(Excerpt from a dataset)
============================================================

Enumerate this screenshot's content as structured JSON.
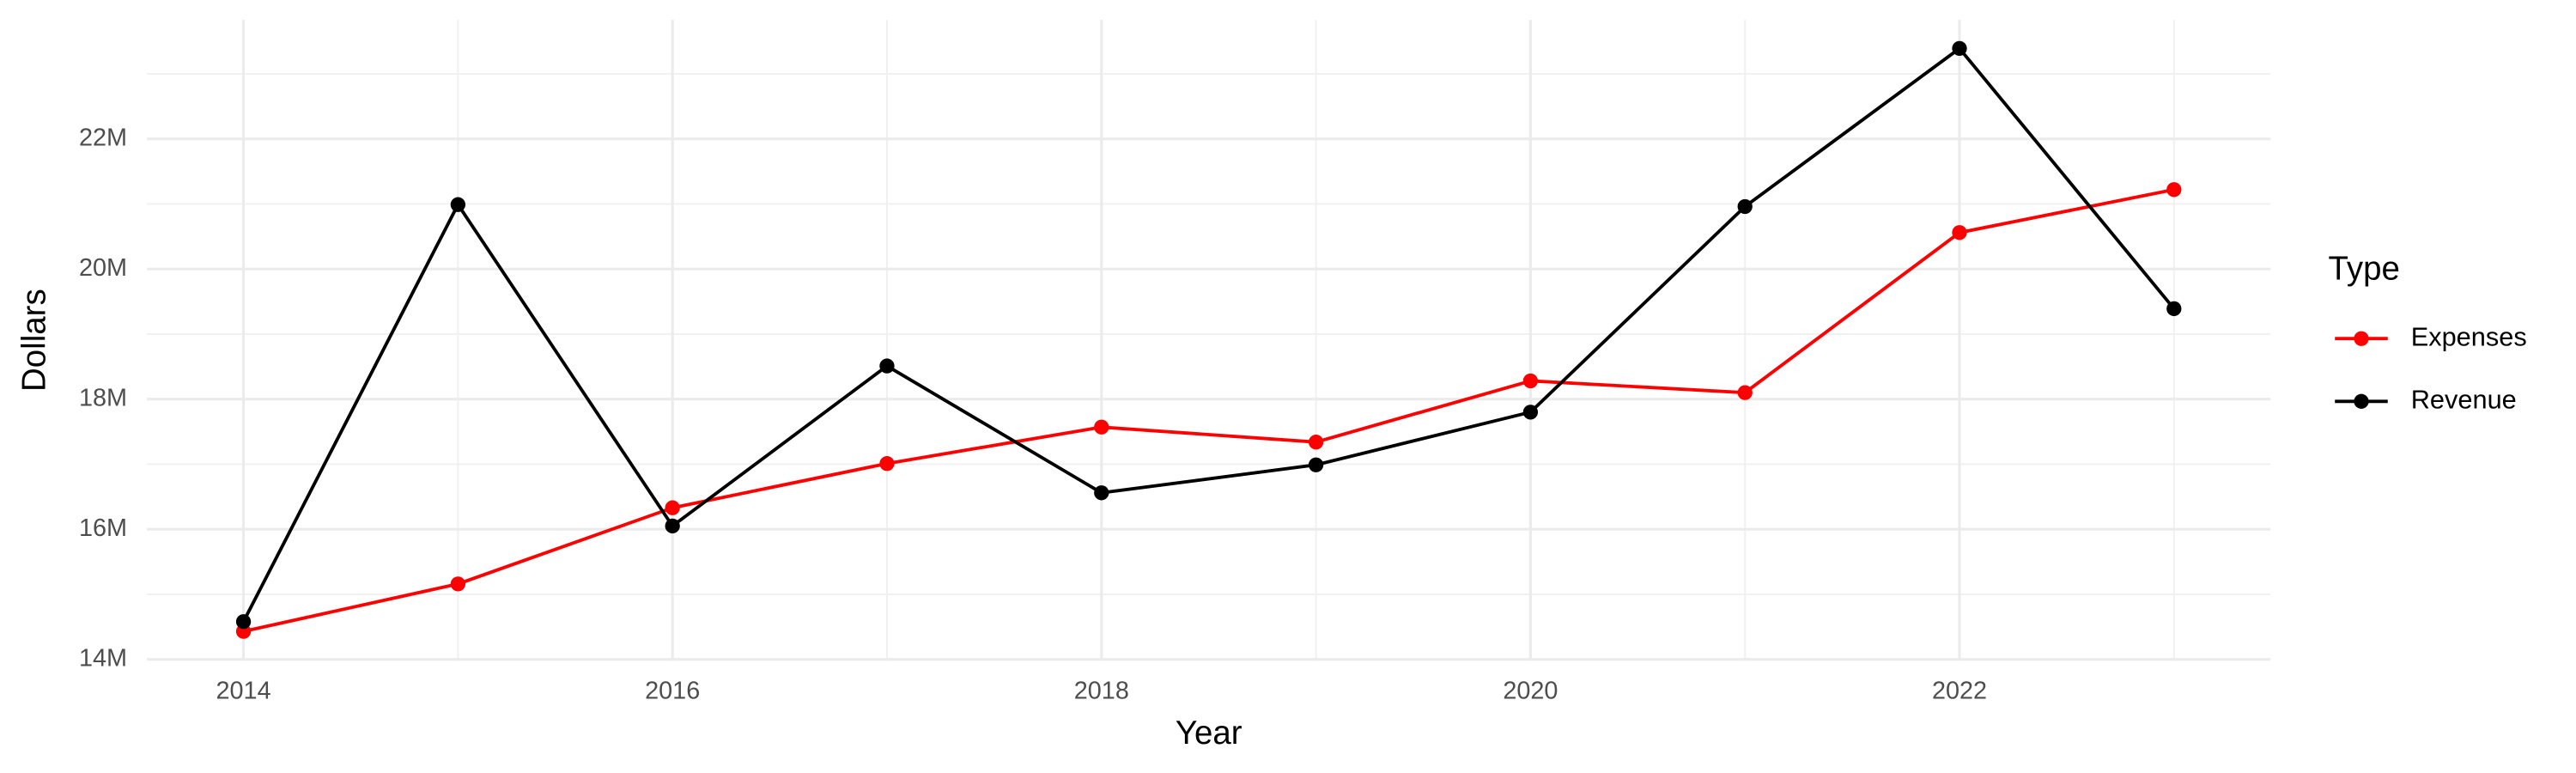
{
  "chart_data": {
    "type": "line",
    "x_label": "Year",
    "y_label": "Dollars",
    "legend_title": "Type",
    "legend_position": "right",
    "grid": true,
    "x": [
      2014,
      2015,
      2016,
      2017,
      2018,
      2019,
      2020,
      2021,
      2022,
      2023
    ],
    "xlim": [
      2013.55,
      2023.45
    ],
    "xticks": [
      2014,
      2016,
      2018,
      2020,
      2022
    ],
    "ylim": [
      13980000,
      23830000
    ],
    "yticks": [
      {
        "value": 14000000,
        "label": "14M"
      },
      {
        "value": 16000000,
        "label": "16M"
      },
      {
        "value": 18000000,
        "label": "18M"
      },
      {
        "value": 20000000,
        "label": "20M"
      },
      {
        "value": 22000000,
        "label": "22M"
      }
    ],
    "series": [
      {
        "name": "Expenses",
        "color": "#ff0000",
        "values": [
          14430000,
          15160000,
          16330000,
          17010000,
          17570000,
          17340000,
          18280000,
          18100000,
          20560000,
          21220000
        ]
      },
      {
        "name": "Revenue",
        "color": "#000000",
        "values": [
          14580000,
          20990000,
          16050000,
          18510000,
          16560000,
          16990000,
          17800000,
          20960000,
          23390000,
          19390000
        ]
      }
    ]
  }
}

============================================================

### SHORT EXERCISE:
Output, exactly, all the records above; include no pictures.

### SOLUTION TO THIS TASK:
Enumerate this screenshot's content as structured JSON.
{
  "chart_data": {
    "type": "line",
    "x_label": "Year",
    "y_label": "Dollars",
    "legend_title": "Type",
    "legend_position": "right",
    "grid": true,
    "x": [
      2014,
      2015,
      2016,
      2017,
      2018,
      2019,
      2020,
      2021,
      2022,
      2023
    ],
    "xlim": [
      2013.55,
      2023.45
    ],
    "xticks": [
      2014,
      2016,
      2018,
      2020,
      2022
    ],
    "ylim": [
      13980000,
      23830000
    ],
    "yticks": [
      {
        "value": 14000000,
        "label": "14M"
      },
      {
        "value": 16000000,
        "label": "16M"
      },
      {
        "value": 18000000,
        "label": "18M"
      },
      {
        "value": 20000000,
        "label": "20M"
      },
      {
        "value": 22000000,
        "label": "22M"
      }
    ],
    "series": [
      {
        "name": "Expenses",
        "color": "#ff0000",
        "values": [
          14430000,
          15160000,
          16330000,
          17010000,
          17570000,
          17340000,
          18280000,
          18100000,
          20560000,
          21220000
        ]
      },
      {
        "name": "Revenue",
        "color": "#000000",
        "values": [
          14580000,
          20990000,
          16050000,
          18510000,
          16560000,
          16990000,
          17800000,
          20960000,
          23390000,
          19390000
        ]
      }
    ]
  }
}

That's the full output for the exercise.